(Beginning of Entries shown)

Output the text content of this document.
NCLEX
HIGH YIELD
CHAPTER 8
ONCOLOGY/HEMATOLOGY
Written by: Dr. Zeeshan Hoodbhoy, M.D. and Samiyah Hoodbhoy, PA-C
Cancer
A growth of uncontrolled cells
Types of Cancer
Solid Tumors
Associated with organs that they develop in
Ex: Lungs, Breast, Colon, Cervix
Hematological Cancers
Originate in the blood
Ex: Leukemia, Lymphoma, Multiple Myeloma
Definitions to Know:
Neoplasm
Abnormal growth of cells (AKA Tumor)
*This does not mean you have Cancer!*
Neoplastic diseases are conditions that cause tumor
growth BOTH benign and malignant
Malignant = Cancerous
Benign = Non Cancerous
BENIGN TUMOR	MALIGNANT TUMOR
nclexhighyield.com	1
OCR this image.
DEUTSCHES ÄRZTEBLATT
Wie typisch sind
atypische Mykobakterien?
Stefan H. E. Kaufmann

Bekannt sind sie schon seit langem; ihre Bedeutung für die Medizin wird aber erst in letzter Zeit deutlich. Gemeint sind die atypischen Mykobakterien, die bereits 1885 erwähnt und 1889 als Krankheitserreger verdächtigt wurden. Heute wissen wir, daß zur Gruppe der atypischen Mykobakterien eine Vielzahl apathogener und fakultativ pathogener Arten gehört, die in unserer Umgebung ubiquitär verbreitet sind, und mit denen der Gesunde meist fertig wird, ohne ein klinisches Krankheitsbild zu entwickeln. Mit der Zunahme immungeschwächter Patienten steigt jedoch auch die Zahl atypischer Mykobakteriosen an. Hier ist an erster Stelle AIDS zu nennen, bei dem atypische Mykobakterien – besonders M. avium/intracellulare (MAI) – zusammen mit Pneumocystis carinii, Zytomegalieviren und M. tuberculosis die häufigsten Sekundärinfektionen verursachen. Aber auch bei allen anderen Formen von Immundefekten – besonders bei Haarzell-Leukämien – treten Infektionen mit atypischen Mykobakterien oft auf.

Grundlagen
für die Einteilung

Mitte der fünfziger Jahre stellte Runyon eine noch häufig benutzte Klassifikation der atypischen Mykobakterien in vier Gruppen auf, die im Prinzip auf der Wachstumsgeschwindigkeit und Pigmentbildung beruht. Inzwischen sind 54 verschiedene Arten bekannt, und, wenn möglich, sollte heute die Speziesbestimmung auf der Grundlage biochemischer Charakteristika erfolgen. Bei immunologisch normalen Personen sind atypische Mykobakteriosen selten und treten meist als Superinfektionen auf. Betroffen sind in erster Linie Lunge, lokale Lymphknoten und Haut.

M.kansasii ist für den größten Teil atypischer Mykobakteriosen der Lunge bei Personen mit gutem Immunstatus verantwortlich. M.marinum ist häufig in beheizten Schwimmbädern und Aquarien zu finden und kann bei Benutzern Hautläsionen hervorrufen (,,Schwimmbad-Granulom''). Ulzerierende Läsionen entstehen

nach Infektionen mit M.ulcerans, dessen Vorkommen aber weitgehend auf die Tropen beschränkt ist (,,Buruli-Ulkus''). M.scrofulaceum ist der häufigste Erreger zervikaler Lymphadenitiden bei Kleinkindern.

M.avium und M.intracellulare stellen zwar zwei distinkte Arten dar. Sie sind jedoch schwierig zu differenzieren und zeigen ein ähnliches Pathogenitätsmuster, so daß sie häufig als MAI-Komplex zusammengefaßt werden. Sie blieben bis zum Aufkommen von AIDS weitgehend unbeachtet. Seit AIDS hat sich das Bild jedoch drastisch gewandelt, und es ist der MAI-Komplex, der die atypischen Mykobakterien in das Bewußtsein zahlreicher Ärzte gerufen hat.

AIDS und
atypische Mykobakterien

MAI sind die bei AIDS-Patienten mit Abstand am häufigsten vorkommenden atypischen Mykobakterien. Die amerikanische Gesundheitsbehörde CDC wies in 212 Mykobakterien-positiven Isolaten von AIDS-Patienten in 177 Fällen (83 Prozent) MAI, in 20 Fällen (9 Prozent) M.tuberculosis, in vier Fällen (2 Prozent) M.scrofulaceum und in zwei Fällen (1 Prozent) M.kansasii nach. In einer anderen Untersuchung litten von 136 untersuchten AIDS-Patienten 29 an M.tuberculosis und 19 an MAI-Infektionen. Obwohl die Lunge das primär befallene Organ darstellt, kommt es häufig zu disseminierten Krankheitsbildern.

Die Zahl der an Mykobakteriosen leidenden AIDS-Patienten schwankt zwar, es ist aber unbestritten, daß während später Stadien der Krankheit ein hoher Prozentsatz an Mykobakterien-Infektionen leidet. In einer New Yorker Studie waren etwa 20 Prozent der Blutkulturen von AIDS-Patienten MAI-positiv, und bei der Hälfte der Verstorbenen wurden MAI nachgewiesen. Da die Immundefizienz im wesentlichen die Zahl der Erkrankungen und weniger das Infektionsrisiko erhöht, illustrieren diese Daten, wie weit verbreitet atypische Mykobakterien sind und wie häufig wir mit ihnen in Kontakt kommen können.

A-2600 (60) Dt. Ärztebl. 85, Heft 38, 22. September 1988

(End of Entries shown)

■ Work task
Every line of the material needs to be returned exactly.

■ Response
Output the text content of this document.
NCLEX
HIGH YIELD
CHAPTER 8
ONCOLOGY/HEMATOLOGY
Written by: Dr. Zeeshan Hoodbhoy, M.D. and Samiyah Hoodbhoy, PA-C
Cancer
A growth of uncontrolled cells
Types of Cancer
Solid Tumors
Associated with organs that they develop in
Ex: Lungs, Breast, Colon, Cervix
Hematological Cancers
Originate in the blood
Ex: Leukemia, Lymphoma, Multiple Myeloma
Definitions to Know:
Neoplasm
Abnormal growth of cells (AKA Tumor)
*This does not mean you have Cancer!*
Neoplastic diseases are conditions that cause tumor
growth BOTH benign and malignant
Malignant = Cancerous
Benign = Non Cancerous
BENIGN TUMOR	MALIGNANT TUMOR
nclexhighyield.com	1
OCR this image.
DEUTSCHES ÄRZTEBLATT
Wie typisch sind
atypische Mykobakterien?
Stefan H. E. Kaufmann

Bekannt sind sie schon seit langem; ihre Bedeutung für die Medizin wird aber erst in letzter Zeit deutlich. Gemeint sind die atypischen Mykobakterien, die bereits 1885 erwähnt und 1889 als Krankheitserreger verdächtigt wurden. Heute wissen wir, daß zur Gruppe der atypischen Mykobakterien eine Vielzahl apathogener und fakultativ pathogener Arten gehört, die in unserer Umgebung ubiquitär verbreitet sind, und mit denen der Gesunde meist fertig wird, ohne ein klinisches Krankheitsbild zu entwickeln. Mit der Zunahme immungeschwächter Patienten steigt jedoch auch die Zahl atypischer Mykobakteriosen an. Hier ist an erster Stelle AIDS zu nennen, bei dem atypische Mykobakterien – besonders M. avium/intracellulare (MAI) – zusammen mit Pneumocystis carinii, Zytomegalieviren und M. tuberculosis die häufigsten Sekundärinfektionen verursachen. Aber auch bei allen anderen Formen von Immundefekten – besonders bei Haarzell-Leukämien – treten Infektionen mit atypischen Mykobakterien oft auf.

Grundlagen
für die Einteilung

Mitte der fünfziger Jahre stellte Runyon eine noch häufig benutzte Klassifikation der atypischen Mykobakterien in vier Gruppen auf, die im Prinzip auf der Wachstumsgeschwindigkeit und Pigmentbildung beruht. Inzwischen sind 54 verschiedene Arten bekannt, und, wenn möglich, sollte heute die Speziesbestimmung auf der Grundlage biochemischer Charakteristika erfolgen. Bei immunologisch normalen Personen sind atypische Mykobakteriosen selten und treten meist als Superinfektionen auf. Betroffen sind in erster Linie Lunge, lokale Lymphknoten und Haut.

M.kansasii ist für den größten Teil atypischer Mykobakteriosen der Lunge bei Personen mit gutem Immunstatus verantwortlich. M.marinum ist häufig in beheizten Schwimmbädern und Aquarien zu finden und kann bei Benutzern Hautläsionen hervorrufen (,,Schwimmbad-Granulom''). Ulzerierende Läsionen entstehen

nach Infektionen mit M.ulcerans, dessen Vorkommen aber weitgehend auf die Tropen beschränkt ist (,,Buruli-Ulkus''). M.scrofulaceum ist der häufigste Erreger zervikaler Lymphadenitiden bei Kleinkindern.

M.avium und M.intracellulare stellen zwar zwei distinkte Arten dar. Sie sind jedoch schwierig zu differenzieren und zeigen ein ähnliches Pathogenitätsmuster, so daß sie häufig als MAI-Komplex zusammengefaßt werden. Sie blieben bis zum Aufkommen von AIDS weitgehend unbeachtet. Seit AIDS hat sich das Bild jedoch drastisch gewandelt, und es ist der MAI-Komplex, der die atypischen Mykobakterien in das Bewußtsein zahlreicher Ärzte gerufen hat.

AIDS und
atypische Mykobakterien

MAI sind die bei AIDS-Patienten mit Abstand am häufigsten vorkommenden atypischen Mykobakterien. Die amerikanische Gesundheitsbehörde CDC wies in 212 Mykobakterien-positiven Isolaten von AIDS-Patienten in 177 Fällen (83 Prozent) MAI, in 20 Fällen (9 Prozent) M.tuberculosis, in vier Fällen (2 Prozent) M.scrofulaceum und in zwei Fällen (1 Prozent) M.kansasii nach. In einer anderen Untersuchung litten von 136 untersuchten AIDS-Patienten 29 an M.tuberculosis und 19 an MAI-Infektionen. Obwohl die Lunge das primär befallene Organ darstellt, kommt es häufig zu disseminierten Krankheitsbildern.

Die Zahl der an Mykobakteriosen leidenden AIDS-Patienten schwankt zwar, es ist aber unbestritten, daß während später Stadien der Krankheit ein hoher Prozentsatz an Mykobakterien-Infektionen leidet. In einer New Yorker Studie waren etwa 20 Prozent der Blutkulturen von AIDS-Patienten MAI-positiv, und bei der Hälfte der Verstorbenen wurden MAI nachgewiesen. Da die Immundefizienz im wesentlichen die Zahl der Erkrankungen und weniger das Infektionsrisiko erhöht, illustrieren diese Daten, wie weit verbreitet atypische Mykobakterien sind und wie häufig wir mit ihnen in Kontakt kommen können.

A-2600 (60) Dt. Ärztebl. 85, Heft 38, 22. September 1988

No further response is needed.